(Recorded data)
# # #

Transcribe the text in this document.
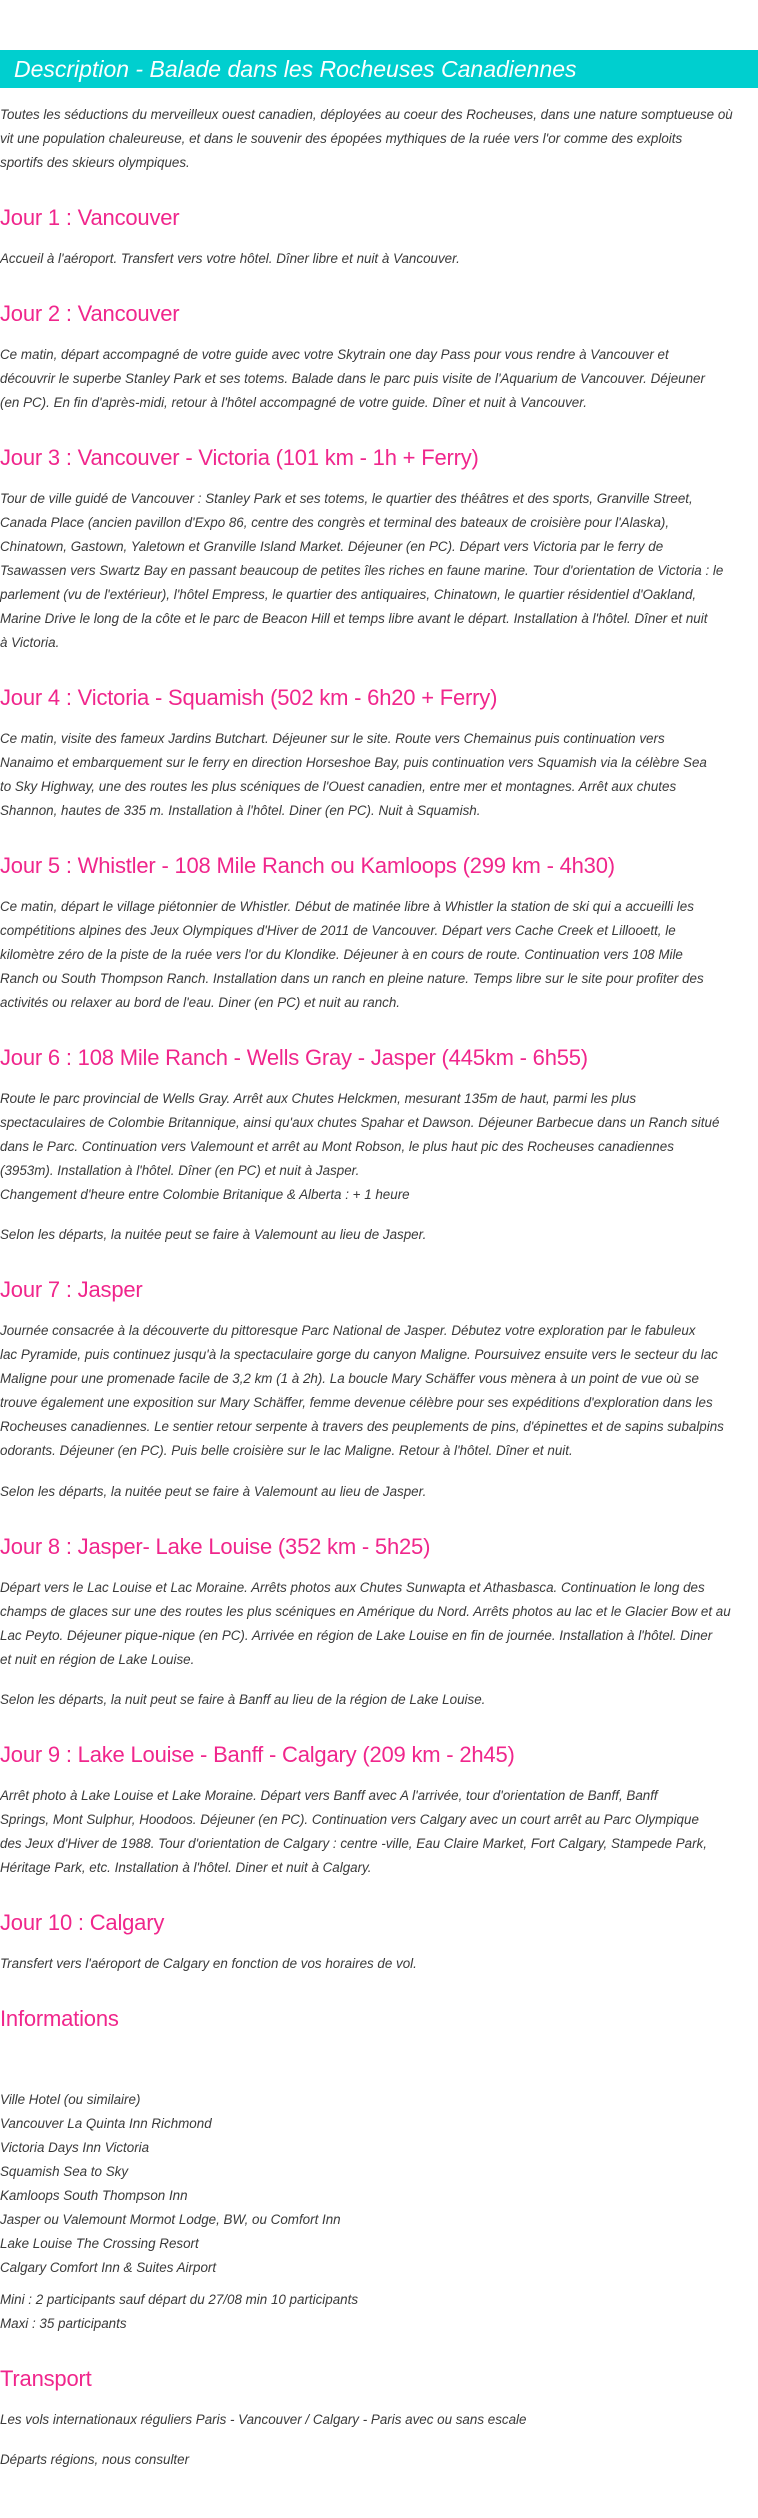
Description - Balade dans les Rocheuses Canadiennes

Toutes les séductions du merveilleux ouest canadien, déployées au coeur des Rocheuses, dans une nature somptueuse où
vit une population chaleureuse, et dans le souvenir des épopées mythiques de la ruée vers l'or comme des exploits
sportifs des skieurs olympiques.

Jour 1 : Vancouver

Accueil à l'aéroport. Transfert vers votre hôtel. Dîner libre et nuit à Vancouver.

Jour 2 : Vancouver

Ce matin, départ accompagné de votre guide avec votre Skytrain one day Pass pour vous rendre à Vancouver et
découvrir le superbe Stanley Park et ses totems. Balade dans le parc puis visite de l'Aquarium de Vancouver. Déjeuner
(en PC). En fin d'après-midi, retour à l'hôtel accompagné de votre guide. Dîner et nuit à Vancouver.

Jour 3 : Vancouver - Victoria (101 km - 1h + Ferry)

Tour de ville guidé de Vancouver : Stanley Park et ses totems, le quartier des théâtres et des sports, Granville Street,
Canada Place (ancien pavillon d'Expo 86, centre des congrès et terminal des bateaux de croisière pour l'Alaska),
Chinatown, Gastown, Yaletown et Granville Island Market. Déjeuner (en PC). Départ vers Victoria par le ferry de
Tsawassen vers Swartz Bay en passant beaucoup de petites îles riches en faune marine. Tour d'orientation de Victoria : le
parlement (vu de l'extérieur), l'hôtel Empress, le quartier des antiquaires, Chinatown, le quartier résidentiel d'Oakland,
Marine Drive le long de la côte et le parc de Beacon Hill et temps libre avant le départ. Installation à l'hôtel. Dîner et nuit
à Victoria.

Jour 4 : Victoria - Squamish (502 km - 6h20 + Ferry)

Ce matin, visite des fameux Jardins Butchart. Déjeuner sur le site. Route vers Chemainus puis continuation vers
Nanaimo et embarquement sur le ferry en direction Horseshoe Bay, puis continuation vers Squamish via la célèbre Sea
to Sky Highway, une des routes les plus scéniques de l'Ouest canadien, entre mer et montagnes. Arrêt aux chutes
Shannon, hautes de 335 m. Installation à l'hôtel. Diner (en PC). Nuit à Squamish.

Jour 5 : Whistler - 108 Mile Ranch ou Kamloops (299 km - 4h30)

Ce matin, départ le village piétonnier de Whistler. Début de matinée libre à Whistler la station de ski qui a accueilli les
compétitions alpines des Jeux Olympiques d'Hiver de 2011 de Vancouver. Départ vers Cache Creek et Lillooett, le
kilomètre zéro de la piste de la ruée vers l'or du Klondike. Déjeuner à en cours de route. Continuation vers 108 Mile
Ranch ou South Thompson Ranch. Installation dans un ranch en pleine nature. Temps libre sur le site pour profiter des
activités ou relaxer au bord de l'eau. Diner (en PC) et nuit au ranch.

Jour 6 : 108 Mile Ranch - Wells Gray - Jasper (445km - 6h55)

Route le parc provincial de Wells Gray. Arrêt aux Chutes Helckmen, mesurant 135m de haut, parmi les plus
spectaculaires de Colombie Britannique, ainsi qu'aux chutes Spahar et Dawson. Déjeuner Barbecue dans un Ranch situé
dans le Parc. Continuation vers Valemount et arrêt au Mont Robson, le plus haut pic des Rocheuses canadiennes
(3953m). Installation à l'hôtel. Dîner (en PC) et nuit à Jasper.
Changement d'heure entre Colombie Britanique & Alberta : + 1 heure

Selon les départs, la nuitée peut se faire à Valemount au lieu de Jasper.

Jour 7 : Jasper

Journée consacrée à la découverte du pittoresque Parc National de Jasper. Débutez votre exploration par le fabuleux
lac Pyramide, puis continuez jusqu'à la spectaculaire gorge du canyon Maligne. Poursuivez ensuite vers le secteur du lac
Maligne pour une promenade facile de 3,2 km (1 à 2h). La boucle Mary Schäffer vous mènera à un point de vue où se
trouve également une exposition sur Mary Schäffer, femme devenue célèbre pour ses expéditions d'exploration dans les
Rocheuses canadiennes. Le sentier retour serpente à travers des peuplements de pins, d'épinettes et de sapins subalpins
odorants. Déjeuner (en PC). Puis belle croisière sur le lac Maligne. Retour à l'hôtel. Dîner et nuit.

Selon les départs, la nuitée peut se faire à Valemount au lieu de Jasper.

Jour 8 : Jasper- Lake Louise (352 km - 5h25)

Départ vers le Lac Louise et Lac Moraine. Arrêts photos aux Chutes Sunwapta et Athasbasca. Continuation le long des
champs de glaces sur une des routes les plus scéniques en Amérique du Nord. Arrêts photos au lac et le Glacier Bow et au
Lac Peyto. Déjeuner pique-nique (en PC). Arrivée en région de Lake Louise en fin de journée. Installation à l'hôtel. Diner
et nuit en région de Lake Louise.

Selon les départs, la nuit peut se faire à Banff au lieu de la région de Lake Louise.

Jour 9 : Lake Louise - Banff - Calgary (209 km - 2h45)

Arrêt photo à Lake Louise et Lake Moraine. Départ vers Banff avec A l'arrivée, tour d'orientation de Banff, Banff
Springs, Mont Sulphur, Hoodoos. Déjeuner (en PC). Continuation vers Calgary avec un court arrêt au Parc Olympique
des Jeux d'Hiver de 1988. Tour d'orientation de Calgary : centre -ville, Eau Claire Market, Fort Calgary, Stampede Park,
Héritage Park, etc. Installation à l'hôtel. Diner et nuit à Calgary.

Jour 10 : Calgary

Transfert vers l'aéroport de Calgary en fonction de vos horaires de vol.

Informations

Ville Hotel (ou similaire)
Vancouver La Quinta Inn Richmond
Victoria Days Inn Victoria
Squamish Sea to Sky
Kamloops South Thompson Inn
Jasper ou Valemount Mormot Lodge, BW, ou Comfort Inn
Lake Louise The Crossing Resort
Calgary Comfort Inn & Suites Airport

Mini : 2 participants sauf départ du 27/08 min 10 participants
Maxi : 35 participants

Transport

Les vols internationaux réguliers Paris - Vancouver / Calgary - Paris avec ou sans escale

Départs régions, nous consulter
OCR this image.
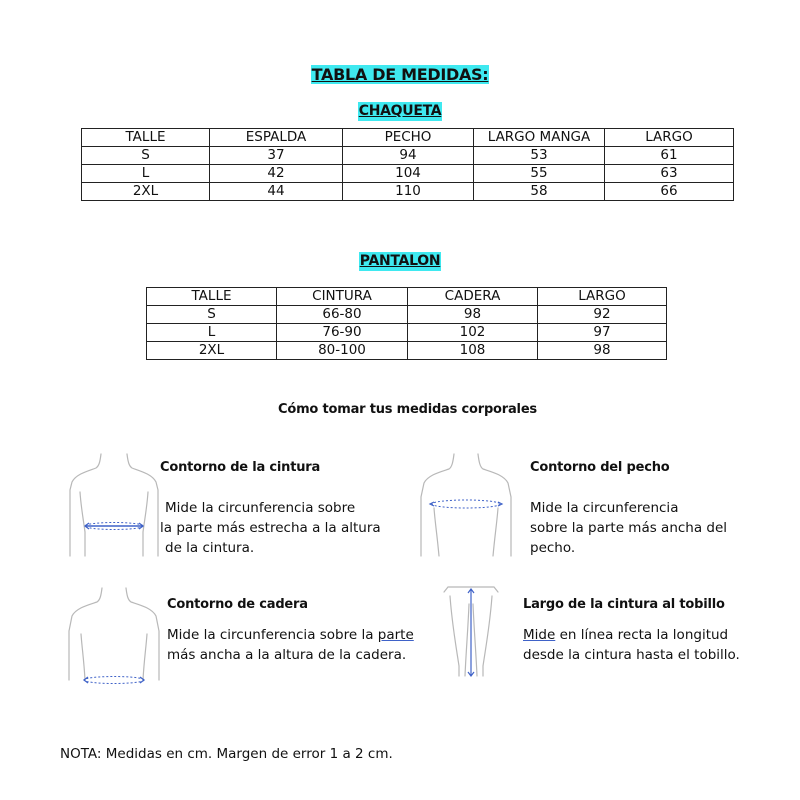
TABLA DE MEDIDAS:
CHAQUETA
TALLE	ESPALDA	PECHO	LARGO MANGA	LARGO
S	37	94	53	61
L	42	104	55	63
2XL	44	110	58	66
PANTALON
TALLE	CINTURA	CADERA	LARGO
S	66-80	98	92
L	76-90	102	97
2XL	80-100	108	98
Cómo tomar tus medidas corporales

Contorno de la cintura

Mide la circunferencia sobre
la parte más estrecha a la altura
de la cintura.

Contorno del pecho

Mide la circunferencia
sobre la parte más ancha del
pecho.

Contorno de cadera

Mide la circunferencia sobre la parte
más ancha a la altura de la cadera.

Largo de la cintura al tobillo

Mide en línea recta la longitud
desde la cintura hasta el tobillo.

NOTA: Medidas en cm. Margen de error 1 a 2 cm.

# # #

_EXERCISE DIRECTIONS:_ Which lines hold the word "Rocheuses"? Copy every one of them.

_OUTPUT FOR THIS EXERCISE:_
Description - Balade dans les Rocheuses Canadiennes
Toutes les séductions du merveilleux ouest canadien, déployées au coeur des Rocheuses, dans une nature somptueuse où
dans le Parc. Continuation vers Valemount et arrêt au Mont Robson, le plus haut pic des Rocheuses canadiennes
Rocheuses canadiennes. Le sentier retour serpente à travers des peuplements de pins, d'épinettes et de sapins subalpins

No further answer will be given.